:: EXERCISE OBJECTIVE ::
Report each line of the data that includes the word "place".
····················
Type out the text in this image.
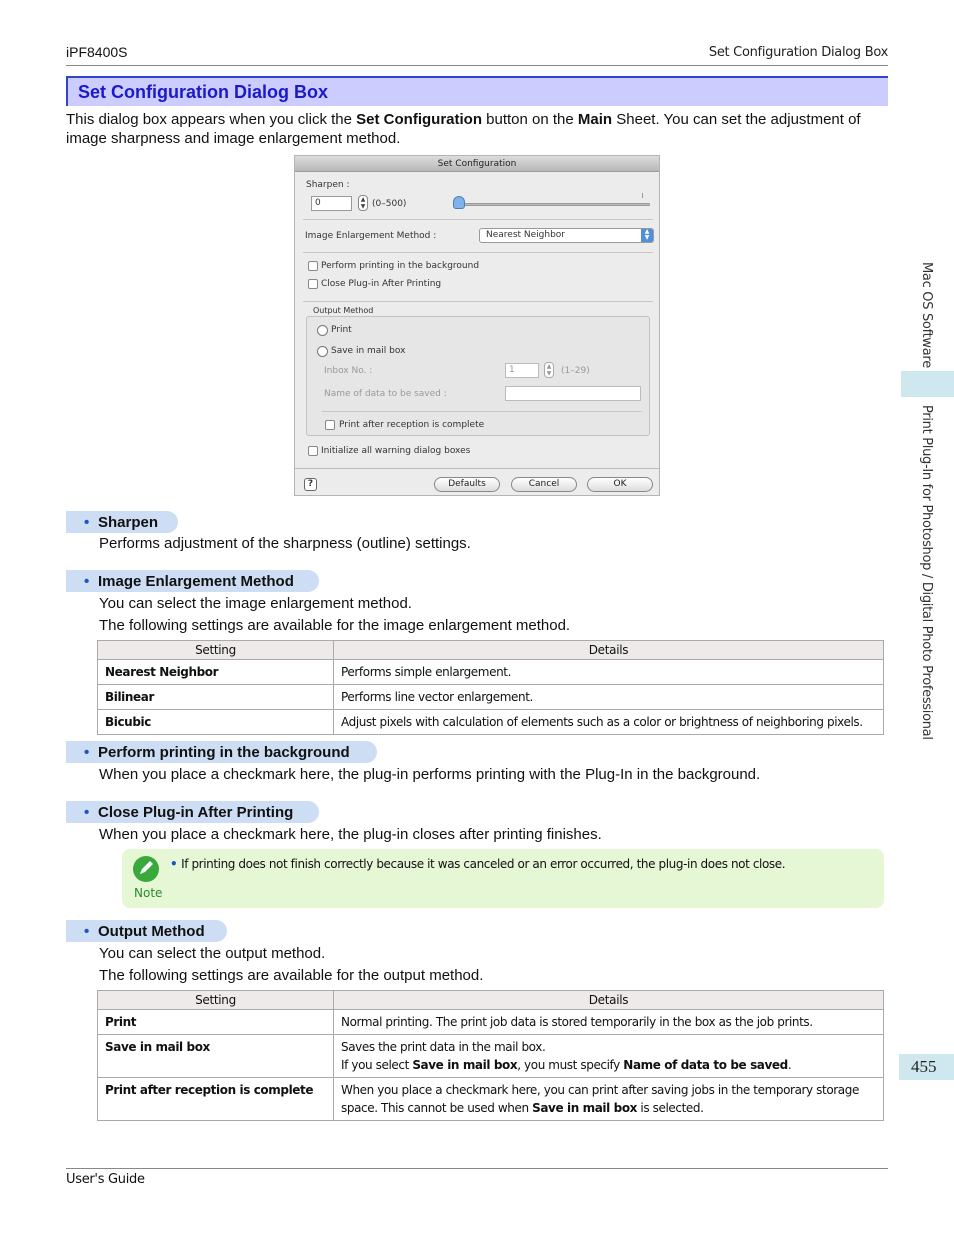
iPF8400S	Set Configuration Dialog Box
Set Configuration Dialog Box
This dialog box appears when you click the Set Configuration button on the Main Sheet. You can set the adjustment of image sharpness and image enlargement method.
Set Configuration
Sharpen :
0	▲
▼ (0–500)
Image Enlargement Method :	Nearest Neighbor	▲
▼
Perform printing in the background
Close Plug-in After Printing
Output Method
Print
Save in mail box
Inbox No. :	1	▲
▼ (1–29)
Name of data to be saved :
Print after reception is complete
Initialize all warning dialog boxes
?	Defaults	Cancel	OK
• Sharpen
Performs adjustment of the sharpness (outline) settings.
• Image Enlargement Method
You can select the image enlargement method.
The following settings are available for the image enlargement method.
Setting	Details
Nearest Neighbor	Performs simple enlargement.
Bilinear	Performs line vector enlargement.
Bicubic	Adjust pixels with calculation of elements such as a color or brightness of neighboring pixels.
• Perform printing in the background
When you place a checkmark here, the plug-in performs printing with the Plug-In in the background.
• Close Plug-in After Printing
When you place a checkmark here, the plug-in closes after printing finishes.
Note
• If printing does not finish correctly because it was canceled or an error occurred, the plug-in does not close.
• Output Method
You can select the output method.
The following settings are available for the output method.
Setting	Details
Print	Normal printing. The print job data is stored temporarily in the box as the job prints.
Save in mail box	Saves the print data in the mail box.
If you select Save in mail box, you must specify Name of data to be saved.

Print after reception is complete	When you place a checkmark here, you can print after saving jobs in the temporary storage space. This cannot be used when Save in mail box is selected.
Mac OS Software
Print Plug-In for Photoshop / Digital Photo Professional
455
User's Guide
····················
:: RESULT BELOW ::
When you place a checkmark here, the plug-in performs printing with the Plug-In in the background.
When you place a checkmark here, the plug-in closes after printing finishes.
Print after reception is complete	When you place a checkmark here, you can print after saving jobs in the temporary storage space. This cannot be used when Save in mail box is selected.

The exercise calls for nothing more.